## BEGIN

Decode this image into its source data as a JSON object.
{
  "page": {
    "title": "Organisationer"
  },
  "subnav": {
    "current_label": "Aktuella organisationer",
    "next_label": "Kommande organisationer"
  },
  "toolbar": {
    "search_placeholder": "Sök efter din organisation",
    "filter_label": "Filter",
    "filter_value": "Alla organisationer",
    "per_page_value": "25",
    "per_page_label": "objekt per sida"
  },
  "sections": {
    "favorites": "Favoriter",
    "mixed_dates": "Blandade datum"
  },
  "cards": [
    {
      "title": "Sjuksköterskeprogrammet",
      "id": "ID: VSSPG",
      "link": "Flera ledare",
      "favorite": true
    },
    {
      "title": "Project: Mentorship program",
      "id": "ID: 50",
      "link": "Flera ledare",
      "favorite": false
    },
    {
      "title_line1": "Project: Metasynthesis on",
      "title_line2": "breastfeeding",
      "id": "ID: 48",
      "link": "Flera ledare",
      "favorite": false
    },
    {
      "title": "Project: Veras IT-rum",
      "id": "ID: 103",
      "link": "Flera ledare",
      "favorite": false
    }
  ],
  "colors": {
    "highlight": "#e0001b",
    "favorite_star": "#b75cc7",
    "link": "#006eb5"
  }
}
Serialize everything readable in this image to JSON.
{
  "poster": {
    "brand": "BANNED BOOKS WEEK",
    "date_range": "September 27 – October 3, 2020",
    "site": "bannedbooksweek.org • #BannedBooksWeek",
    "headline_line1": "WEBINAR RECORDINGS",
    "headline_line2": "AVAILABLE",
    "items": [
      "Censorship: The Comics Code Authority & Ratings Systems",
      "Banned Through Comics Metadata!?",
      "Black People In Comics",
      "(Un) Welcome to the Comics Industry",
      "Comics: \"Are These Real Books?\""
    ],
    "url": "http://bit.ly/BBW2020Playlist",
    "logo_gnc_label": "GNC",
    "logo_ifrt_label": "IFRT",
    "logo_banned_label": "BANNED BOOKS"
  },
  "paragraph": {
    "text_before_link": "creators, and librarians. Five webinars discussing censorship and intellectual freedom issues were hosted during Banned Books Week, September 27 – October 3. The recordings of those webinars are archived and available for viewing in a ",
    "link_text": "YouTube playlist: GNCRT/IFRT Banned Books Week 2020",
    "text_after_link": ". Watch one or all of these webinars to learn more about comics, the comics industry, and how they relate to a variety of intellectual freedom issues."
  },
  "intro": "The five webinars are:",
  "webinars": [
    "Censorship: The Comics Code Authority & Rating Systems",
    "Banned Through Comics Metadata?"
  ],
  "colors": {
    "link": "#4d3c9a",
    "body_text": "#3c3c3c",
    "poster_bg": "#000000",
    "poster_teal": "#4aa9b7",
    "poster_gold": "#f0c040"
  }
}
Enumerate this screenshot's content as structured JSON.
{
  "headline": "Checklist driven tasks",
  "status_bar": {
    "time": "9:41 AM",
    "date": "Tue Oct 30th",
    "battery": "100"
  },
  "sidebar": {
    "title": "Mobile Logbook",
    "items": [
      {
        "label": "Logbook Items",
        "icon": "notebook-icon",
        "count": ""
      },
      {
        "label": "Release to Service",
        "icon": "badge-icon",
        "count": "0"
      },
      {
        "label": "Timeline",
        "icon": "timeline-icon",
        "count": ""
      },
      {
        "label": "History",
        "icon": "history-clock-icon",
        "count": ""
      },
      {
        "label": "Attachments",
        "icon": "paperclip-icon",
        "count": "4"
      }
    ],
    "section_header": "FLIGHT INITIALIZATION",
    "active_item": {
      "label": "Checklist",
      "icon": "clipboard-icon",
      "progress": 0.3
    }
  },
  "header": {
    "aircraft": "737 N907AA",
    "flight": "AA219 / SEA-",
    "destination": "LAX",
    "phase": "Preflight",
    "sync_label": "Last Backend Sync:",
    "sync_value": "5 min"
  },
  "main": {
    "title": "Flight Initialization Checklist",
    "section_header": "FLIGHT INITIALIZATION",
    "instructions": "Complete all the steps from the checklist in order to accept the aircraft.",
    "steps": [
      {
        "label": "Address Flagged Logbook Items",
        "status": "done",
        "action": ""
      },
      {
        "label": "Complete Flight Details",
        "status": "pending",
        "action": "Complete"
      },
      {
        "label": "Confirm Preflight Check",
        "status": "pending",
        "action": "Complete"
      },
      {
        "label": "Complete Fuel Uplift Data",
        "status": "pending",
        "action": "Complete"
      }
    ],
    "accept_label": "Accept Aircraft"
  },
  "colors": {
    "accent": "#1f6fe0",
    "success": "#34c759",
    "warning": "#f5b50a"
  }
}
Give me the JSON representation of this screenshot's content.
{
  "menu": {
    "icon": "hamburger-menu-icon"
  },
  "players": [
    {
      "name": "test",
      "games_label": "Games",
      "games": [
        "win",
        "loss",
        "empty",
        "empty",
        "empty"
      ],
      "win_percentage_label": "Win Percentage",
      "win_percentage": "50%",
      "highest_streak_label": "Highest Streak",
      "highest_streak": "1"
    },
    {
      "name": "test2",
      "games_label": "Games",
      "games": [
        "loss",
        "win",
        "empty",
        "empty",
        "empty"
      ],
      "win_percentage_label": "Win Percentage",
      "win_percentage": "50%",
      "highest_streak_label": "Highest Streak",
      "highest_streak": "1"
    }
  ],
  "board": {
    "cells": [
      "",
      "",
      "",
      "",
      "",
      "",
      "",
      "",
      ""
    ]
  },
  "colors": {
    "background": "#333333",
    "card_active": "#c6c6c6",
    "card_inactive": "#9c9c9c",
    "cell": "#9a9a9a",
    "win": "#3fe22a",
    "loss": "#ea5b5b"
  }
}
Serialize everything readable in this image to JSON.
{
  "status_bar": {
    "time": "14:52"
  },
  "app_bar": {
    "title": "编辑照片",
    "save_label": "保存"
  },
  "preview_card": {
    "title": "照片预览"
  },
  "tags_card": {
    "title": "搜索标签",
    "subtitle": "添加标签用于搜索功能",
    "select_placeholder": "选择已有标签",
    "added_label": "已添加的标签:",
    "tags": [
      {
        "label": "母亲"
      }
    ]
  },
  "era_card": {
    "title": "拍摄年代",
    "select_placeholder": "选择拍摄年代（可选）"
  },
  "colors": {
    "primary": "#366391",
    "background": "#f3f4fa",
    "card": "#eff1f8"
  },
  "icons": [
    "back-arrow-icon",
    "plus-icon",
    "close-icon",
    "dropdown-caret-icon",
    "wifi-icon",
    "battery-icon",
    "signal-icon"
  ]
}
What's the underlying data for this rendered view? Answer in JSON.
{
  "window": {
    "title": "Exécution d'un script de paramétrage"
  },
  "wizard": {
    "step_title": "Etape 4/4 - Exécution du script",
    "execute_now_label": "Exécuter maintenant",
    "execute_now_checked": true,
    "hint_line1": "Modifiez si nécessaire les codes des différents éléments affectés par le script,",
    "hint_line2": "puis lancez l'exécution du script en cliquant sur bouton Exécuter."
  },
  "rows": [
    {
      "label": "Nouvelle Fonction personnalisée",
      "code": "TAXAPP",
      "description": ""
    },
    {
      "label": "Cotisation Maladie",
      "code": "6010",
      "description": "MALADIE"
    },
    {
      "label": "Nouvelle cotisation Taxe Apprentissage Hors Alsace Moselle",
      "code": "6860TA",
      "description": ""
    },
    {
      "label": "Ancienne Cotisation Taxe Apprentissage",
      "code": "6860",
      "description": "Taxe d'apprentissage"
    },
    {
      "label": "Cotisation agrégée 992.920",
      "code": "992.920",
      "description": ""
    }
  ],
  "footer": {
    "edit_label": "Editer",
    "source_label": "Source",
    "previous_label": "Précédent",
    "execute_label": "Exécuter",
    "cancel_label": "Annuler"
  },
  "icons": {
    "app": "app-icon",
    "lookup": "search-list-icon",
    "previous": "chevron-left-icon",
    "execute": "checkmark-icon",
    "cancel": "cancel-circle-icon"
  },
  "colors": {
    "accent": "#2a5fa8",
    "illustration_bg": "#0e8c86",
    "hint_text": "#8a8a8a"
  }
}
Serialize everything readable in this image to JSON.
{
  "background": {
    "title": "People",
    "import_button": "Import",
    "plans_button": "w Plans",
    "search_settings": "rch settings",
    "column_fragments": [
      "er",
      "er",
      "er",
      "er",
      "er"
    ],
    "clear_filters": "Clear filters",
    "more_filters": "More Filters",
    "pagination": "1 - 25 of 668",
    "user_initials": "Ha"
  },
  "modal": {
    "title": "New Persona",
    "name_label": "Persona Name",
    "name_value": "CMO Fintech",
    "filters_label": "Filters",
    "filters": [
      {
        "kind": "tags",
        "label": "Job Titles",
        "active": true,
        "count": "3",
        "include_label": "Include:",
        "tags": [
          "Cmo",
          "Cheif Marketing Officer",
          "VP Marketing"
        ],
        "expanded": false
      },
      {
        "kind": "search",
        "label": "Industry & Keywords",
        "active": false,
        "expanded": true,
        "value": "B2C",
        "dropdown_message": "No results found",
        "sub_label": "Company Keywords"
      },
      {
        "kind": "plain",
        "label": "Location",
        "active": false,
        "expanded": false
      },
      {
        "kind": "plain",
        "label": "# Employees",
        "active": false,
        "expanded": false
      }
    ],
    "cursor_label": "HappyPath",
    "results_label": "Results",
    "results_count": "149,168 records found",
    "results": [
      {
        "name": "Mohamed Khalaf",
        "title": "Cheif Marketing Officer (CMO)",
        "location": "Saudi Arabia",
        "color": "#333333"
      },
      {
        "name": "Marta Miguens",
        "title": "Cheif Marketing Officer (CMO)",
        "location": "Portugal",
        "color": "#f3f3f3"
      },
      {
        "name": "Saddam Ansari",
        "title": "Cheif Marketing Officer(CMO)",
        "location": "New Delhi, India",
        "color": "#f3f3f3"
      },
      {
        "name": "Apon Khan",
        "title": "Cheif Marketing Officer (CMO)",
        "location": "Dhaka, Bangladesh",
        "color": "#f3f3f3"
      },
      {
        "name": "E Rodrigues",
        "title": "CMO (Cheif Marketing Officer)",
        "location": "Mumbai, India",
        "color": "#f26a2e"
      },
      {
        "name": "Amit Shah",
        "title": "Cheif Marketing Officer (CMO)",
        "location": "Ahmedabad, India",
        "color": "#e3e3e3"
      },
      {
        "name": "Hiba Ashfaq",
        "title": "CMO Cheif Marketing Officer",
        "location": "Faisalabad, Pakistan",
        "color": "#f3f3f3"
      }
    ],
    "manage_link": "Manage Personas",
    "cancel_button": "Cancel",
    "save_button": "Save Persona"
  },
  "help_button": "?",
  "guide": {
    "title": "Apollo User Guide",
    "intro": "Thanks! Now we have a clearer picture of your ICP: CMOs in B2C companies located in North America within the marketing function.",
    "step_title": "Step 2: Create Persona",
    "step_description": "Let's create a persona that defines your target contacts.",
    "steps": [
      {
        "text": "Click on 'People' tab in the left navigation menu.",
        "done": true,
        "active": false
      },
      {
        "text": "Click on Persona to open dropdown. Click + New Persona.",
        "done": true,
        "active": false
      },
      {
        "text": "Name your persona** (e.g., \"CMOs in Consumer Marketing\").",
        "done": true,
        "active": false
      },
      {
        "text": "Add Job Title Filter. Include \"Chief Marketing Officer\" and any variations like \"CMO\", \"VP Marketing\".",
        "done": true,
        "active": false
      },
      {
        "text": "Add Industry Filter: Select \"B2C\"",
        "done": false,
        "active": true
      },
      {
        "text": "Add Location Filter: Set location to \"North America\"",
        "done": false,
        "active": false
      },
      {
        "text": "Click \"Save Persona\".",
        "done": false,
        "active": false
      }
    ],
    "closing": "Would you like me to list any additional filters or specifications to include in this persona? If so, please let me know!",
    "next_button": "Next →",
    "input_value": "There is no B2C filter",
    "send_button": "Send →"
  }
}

## END

Brief: In the records above, find each line holding "IFRT" and copy it.

Result for this task:
    "logo_ifrt_label": "IFRT",
    "link_text": "YouTube playlist: GNCRT/IFRT Banned Books Week 2020",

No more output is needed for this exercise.